Problem statement — Each line of the material below should be reproduced exactly.

Listed entries —
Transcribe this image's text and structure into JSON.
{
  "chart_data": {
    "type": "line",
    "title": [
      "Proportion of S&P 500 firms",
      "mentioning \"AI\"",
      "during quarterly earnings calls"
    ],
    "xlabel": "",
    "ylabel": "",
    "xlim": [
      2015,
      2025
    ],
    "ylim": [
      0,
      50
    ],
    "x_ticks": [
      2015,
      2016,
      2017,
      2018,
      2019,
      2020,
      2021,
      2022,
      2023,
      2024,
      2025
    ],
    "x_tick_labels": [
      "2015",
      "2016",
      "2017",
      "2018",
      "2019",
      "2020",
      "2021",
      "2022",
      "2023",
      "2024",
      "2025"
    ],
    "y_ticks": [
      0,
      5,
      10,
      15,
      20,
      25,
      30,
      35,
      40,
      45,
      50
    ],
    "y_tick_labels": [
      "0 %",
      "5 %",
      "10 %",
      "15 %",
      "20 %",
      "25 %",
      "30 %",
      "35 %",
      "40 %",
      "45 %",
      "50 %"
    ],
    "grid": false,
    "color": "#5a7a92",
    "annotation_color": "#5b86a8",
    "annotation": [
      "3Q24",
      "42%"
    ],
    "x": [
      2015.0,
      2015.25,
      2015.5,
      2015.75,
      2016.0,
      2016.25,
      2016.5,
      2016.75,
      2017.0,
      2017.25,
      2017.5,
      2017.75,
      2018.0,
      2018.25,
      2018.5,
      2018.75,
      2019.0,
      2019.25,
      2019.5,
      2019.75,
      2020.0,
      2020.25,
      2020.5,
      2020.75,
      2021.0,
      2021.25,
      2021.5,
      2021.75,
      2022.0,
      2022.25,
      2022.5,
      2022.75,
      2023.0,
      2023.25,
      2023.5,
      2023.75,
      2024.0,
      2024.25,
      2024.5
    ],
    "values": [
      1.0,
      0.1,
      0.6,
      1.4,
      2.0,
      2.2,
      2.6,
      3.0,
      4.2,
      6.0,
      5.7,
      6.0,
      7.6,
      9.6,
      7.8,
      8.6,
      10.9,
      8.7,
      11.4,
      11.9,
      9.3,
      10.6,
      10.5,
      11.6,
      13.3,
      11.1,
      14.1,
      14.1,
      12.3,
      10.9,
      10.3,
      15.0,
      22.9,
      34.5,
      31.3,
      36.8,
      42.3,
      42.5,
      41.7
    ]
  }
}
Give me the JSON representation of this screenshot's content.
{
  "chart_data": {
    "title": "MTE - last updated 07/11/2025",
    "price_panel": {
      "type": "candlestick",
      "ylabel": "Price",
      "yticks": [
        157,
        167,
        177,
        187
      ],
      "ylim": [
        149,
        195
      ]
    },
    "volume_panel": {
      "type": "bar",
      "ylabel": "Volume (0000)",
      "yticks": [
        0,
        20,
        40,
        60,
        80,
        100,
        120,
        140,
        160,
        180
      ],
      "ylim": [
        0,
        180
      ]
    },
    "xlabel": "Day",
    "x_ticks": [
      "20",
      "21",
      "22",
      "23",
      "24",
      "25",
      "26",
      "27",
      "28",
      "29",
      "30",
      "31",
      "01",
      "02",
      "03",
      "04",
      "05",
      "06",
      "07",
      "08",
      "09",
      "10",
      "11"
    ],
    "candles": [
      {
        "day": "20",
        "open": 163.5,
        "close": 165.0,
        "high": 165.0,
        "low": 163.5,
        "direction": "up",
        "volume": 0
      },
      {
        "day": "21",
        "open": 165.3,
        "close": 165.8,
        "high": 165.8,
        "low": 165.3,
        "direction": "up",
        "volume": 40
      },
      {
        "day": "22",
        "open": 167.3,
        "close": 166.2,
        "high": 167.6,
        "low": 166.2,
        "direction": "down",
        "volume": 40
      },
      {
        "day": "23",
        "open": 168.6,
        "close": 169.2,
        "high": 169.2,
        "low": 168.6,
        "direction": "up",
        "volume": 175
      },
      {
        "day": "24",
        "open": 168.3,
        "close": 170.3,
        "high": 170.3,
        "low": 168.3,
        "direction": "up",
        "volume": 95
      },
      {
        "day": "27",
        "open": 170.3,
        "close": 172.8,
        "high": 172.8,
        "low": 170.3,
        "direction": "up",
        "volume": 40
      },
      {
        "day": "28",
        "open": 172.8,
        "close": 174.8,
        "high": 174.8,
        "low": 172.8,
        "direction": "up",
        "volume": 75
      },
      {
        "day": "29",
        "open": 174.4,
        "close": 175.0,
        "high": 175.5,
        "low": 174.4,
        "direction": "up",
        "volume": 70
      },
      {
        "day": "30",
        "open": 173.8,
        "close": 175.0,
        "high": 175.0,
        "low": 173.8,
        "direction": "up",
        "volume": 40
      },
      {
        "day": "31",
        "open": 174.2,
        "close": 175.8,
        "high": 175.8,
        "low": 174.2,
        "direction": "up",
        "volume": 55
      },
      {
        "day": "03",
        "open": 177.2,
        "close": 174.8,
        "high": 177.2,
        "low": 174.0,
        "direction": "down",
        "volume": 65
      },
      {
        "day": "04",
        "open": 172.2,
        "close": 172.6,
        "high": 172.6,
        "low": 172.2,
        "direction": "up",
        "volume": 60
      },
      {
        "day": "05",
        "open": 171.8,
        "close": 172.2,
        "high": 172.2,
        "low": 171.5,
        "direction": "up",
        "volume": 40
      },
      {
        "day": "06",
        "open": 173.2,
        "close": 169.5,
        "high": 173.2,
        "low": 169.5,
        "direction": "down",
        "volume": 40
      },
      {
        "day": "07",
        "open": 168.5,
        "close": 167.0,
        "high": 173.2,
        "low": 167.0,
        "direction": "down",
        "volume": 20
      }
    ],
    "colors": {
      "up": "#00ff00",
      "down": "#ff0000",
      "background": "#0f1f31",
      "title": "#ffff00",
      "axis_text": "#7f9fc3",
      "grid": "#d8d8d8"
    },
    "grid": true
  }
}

Task result —
Transcribe this image's text and structure into JSON.
{
  "chart_data": {
    "type": "line",
    "title": [
      "Proportion of S&P 500 firms",
      "mentioning \"AI\"",
      "during quarterly earnings calls"
    ],
    "xlabel": "",
    "ylabel": "",
    "xlim": [
      2015,
      2025
    ],
    "ylim": [
      0,
      50
    ],
    "x_ticks": [
      2015,
      2016,
      2017,
      2018,
      2019,
      2020,
      2021,
      2022,
      2023,
      2024,
      2025
    ],
    "x_tick_labels": [
      "2015",
      "2016",
      "2017",
      "2018",
      "2019",
      "2020",
      "2021",
      "2022",
      "2023",
      "2024",
      "2025"
    ],
    "y_ticks": [
      0,
      5,
      10,
      15,
      20,
      25,
      30,
      35,
      40,
      45,
      50
    ],
    "y_tick_labels": [
      "0 %",
      "5 %",
      "10 %",
      "15 %",
      "20 %",
      "25 %",
      "30 %",
      "35 %",
      "40 %",
      "45 %",
      "50 %"
    ],
    "grid": false,
    "color": "#5a7a92",
    "annotation_color": "#5b86a8",
    "annotation": [
      "3Q24",
      "42%"
    ],
    "x": [
      2015.0,
      2015.25,
      2015.5,
      2015.75,
      2016.0,
      2016.25,
      2016.5,
      2016.75,
      2017.0,
      2017.25,
      2017.5,
      2017.75,
      2018.0,
      2018.25,
      2018.5,
      2018.75,
      2019.0,
      2019.25,
      2019.5,
      2019.75,
      2020.0,
      2020.25,
      2020.5,
      2020.75,
      2021.0,
      2021.25,
      2021.5,
      2021.75,
      2022.0,
      2022.25,
      2022.5,
      2022.75,
      2023.0,
      2023.25,
      2023.5,
      2023.75,
      2024.0,
      2024.25,
      2024.5
    ],
    "values": [
      1.0,
      0.1,
      0.6,
      1.4,
      2.0,
      2.2,
      2.6,
      3.0,
      4.2,
      6.0,
      5.7,
      6.0,
      7.6,
      9.6,
      7.8,
      8.6,
      10.9,
      8.7,
      11.4,
      11.9,
      9.3,
      10.6,
      10.5,
      11.6,
      13.3,
      11.1,
      14.1,
      14.1,
      12.3,
      10.9,
      10.3,
      15.0,
      22.9,
      34.5,
      31.3,
      36.8,
      42.3,
      42.5,
      41.7
    ]
  }
}
Give me the JSON representation of this screenshot's content.
{
  "chart_data": {
    "title": "MTE - last updated 07/11/2025",
    "price_panel": {
      "type": "candlestick",
      "ylabel": "Price",
      "yticks": [
        157,
        167,
        177,
        187
      ],
      "ylim": [
        149,
        195
      ]
    },
    "volume_panel": {
      "type": "bar",
      "ylabel": "Volume (0000)",
      "yticks": [
        0,
        20,
        40,
        60,
        80,
        100,
        120,
        140,
        160,
        180
      ],
      "ylim": [
        0,
        180
      ]
    },
    "xlabel": "Day",
    "x_ticks": [
      "20",
      "21",
      "22",
      "23",
      "24",
      "25",
      "26",
      "27",
      "28",
      "29",
      "30",
      "31",
      "01",
      "02",
      "03",
      "04",
      "05",
      "06",
      "07",
      "08",
      "09",
      "10",
      "11"
    ],
    "candles": [
      {
        "day": "20",
        "open": 163.5,
        "close": 165.0,
        "high": 165.0,
        "low": 163.5,
        "direction": "up",
        "volume": 0
      },
      {
        "day": "21",
        "open": 165.3,
        "close": 165.8,
        "high": 165.8,
        "low": 165.3,
        "direction": "up",
        "volume": 40
      },
      {
        "day": "22",
        "open": 167.3,
        "close": 166.2,
        "high": 167.6,
        "low": 166.2,
        "direction": "down",
        "volume": 40
      },
      {
        "day": "23",
        "open": 168.6,
        "close": 169.2,
        "high": 169.2,
        "low": 168.6,
        "direction": "up",
        "volume": 175
      },
      {
        "day": "24",
        "open": 168.3,
        "close": 170.3,
        "high": 170.3,
        "low": 168.3,
        "direction": "up",
        "volume": 95
      },
      {
        "day": "27",
        "open": 170.3,
        "close": 172.8,
        "high": 172.8,
        "low": 170.3,
        "direction": "up",
        "volume": 40
      },
      {
        "day": "28",
        "open": 172.8,
        "close": 174.8,
        "high": 174.8,
        "low": 172.8,
        "direction": "up",
        "volume": 75
      },
      {
        "day": "29",
        "open": 174.4,
        "close": 175.0,
        "high": 175.5,
        "low": 174.4,
        "direction": "up",
        "volume": 70
      },
      {
        "day": "30",
        "open": 173.8,
        "close": 175.0,
        "high": 175.0,
        "low": 173.8,
        "direction": "up",
        "volume": 40
      },
      {
        "day": "31",
        "open": 174.2,
        "close": 175.8,
        "high": 175.8,
        "low": 174.2,
        "direction": "up",
        "volume": 55
      },
      {
        "day": "03",
        "open": 177.2,
        "close": 174.8,
        "high": 177.2,
        "low": 174.0,
        "direction": "down",
        "volume": 65
      },
      {
        "day": "04",
        "open": 172.2,
        "close": 172.6,
        "high": 172.6,
        "low": 172.2,
        "direction": "up",
        "volume": 60
      },
      {
        "day": "05",
        "open": 171.8,
        "close": 172.2,
        "high": 172.2,
        "low": 171.5,
        "direction": "up",
        "volume": 40
      },
      {
        "day": "06",
        "open": 173.2,
        "close": 169.5,
        "high": 173.2,
        "low": 169.5,
        "direction": "down",
        "volume": 40
      },
      {
        "day": "07",
        "open": 168.5,
        "close": 167.0,
        "high": 173.2,
        "low": 167.0,
        "direction": "down",
        "volume": 20
      }
    ],
    "colors": {
      "up": "#00ff00",
      "down": "#ff0000",
      "background": "#0f1f31",
      "title": "#ffff00",
      "axis_text": "#7f9fc3",
      "grid": "#d8d8d8"
    },
    "grid": true
  }
}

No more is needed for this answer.